# [TASK DIRECTIONS]
Wherever a line holds the word "JSON", copy that line out.

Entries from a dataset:
»»

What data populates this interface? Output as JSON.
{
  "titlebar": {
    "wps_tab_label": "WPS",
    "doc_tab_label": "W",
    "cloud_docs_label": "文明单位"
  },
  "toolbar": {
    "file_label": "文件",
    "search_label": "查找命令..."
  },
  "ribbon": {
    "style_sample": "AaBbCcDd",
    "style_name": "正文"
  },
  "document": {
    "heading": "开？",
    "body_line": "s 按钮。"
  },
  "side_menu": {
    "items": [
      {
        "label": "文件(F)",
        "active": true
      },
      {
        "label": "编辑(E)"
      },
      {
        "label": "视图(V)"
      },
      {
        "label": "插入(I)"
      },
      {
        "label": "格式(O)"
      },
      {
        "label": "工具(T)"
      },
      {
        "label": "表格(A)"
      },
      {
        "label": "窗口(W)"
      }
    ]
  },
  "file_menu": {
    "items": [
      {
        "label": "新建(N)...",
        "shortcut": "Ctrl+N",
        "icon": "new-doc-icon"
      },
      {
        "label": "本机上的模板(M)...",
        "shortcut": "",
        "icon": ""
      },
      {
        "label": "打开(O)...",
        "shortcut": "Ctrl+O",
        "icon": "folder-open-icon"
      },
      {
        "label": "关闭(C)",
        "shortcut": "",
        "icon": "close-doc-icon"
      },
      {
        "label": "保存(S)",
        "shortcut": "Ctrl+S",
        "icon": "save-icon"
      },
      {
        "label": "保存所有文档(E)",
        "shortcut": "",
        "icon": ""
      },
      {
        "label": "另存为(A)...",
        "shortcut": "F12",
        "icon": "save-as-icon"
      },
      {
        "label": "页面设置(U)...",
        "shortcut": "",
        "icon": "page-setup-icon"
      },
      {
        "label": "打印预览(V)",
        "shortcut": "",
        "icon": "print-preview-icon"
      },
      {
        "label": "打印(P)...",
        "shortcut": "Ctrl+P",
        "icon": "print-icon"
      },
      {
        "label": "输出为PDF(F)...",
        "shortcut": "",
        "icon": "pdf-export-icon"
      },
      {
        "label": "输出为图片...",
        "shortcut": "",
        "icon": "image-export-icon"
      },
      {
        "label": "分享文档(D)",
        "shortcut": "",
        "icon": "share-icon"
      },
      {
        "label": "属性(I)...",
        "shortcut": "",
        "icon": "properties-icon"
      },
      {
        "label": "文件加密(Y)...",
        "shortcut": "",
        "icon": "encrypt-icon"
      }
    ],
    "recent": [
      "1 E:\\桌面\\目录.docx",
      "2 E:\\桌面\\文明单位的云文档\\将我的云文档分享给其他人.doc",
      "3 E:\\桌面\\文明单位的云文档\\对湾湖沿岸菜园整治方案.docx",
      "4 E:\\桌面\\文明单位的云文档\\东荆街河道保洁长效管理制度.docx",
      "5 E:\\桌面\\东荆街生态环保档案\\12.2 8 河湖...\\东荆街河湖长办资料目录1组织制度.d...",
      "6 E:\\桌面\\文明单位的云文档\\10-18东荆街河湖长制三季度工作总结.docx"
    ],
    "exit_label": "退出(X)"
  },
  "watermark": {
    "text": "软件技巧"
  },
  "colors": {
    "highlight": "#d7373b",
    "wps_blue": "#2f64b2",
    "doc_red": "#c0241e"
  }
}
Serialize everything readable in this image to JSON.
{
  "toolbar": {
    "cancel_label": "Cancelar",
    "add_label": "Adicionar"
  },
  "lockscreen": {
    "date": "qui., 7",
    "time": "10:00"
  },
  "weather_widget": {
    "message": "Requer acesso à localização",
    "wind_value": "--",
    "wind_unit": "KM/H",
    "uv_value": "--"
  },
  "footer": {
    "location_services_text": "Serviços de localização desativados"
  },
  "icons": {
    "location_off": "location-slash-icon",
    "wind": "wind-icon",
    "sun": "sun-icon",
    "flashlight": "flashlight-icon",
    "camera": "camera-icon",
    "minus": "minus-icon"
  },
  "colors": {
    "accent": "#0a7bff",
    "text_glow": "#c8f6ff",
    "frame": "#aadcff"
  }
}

««

# [COMPLETED EXERCISE]
What data populates this interface? Output as JSON.
Serialize everything readable in this image to JSON.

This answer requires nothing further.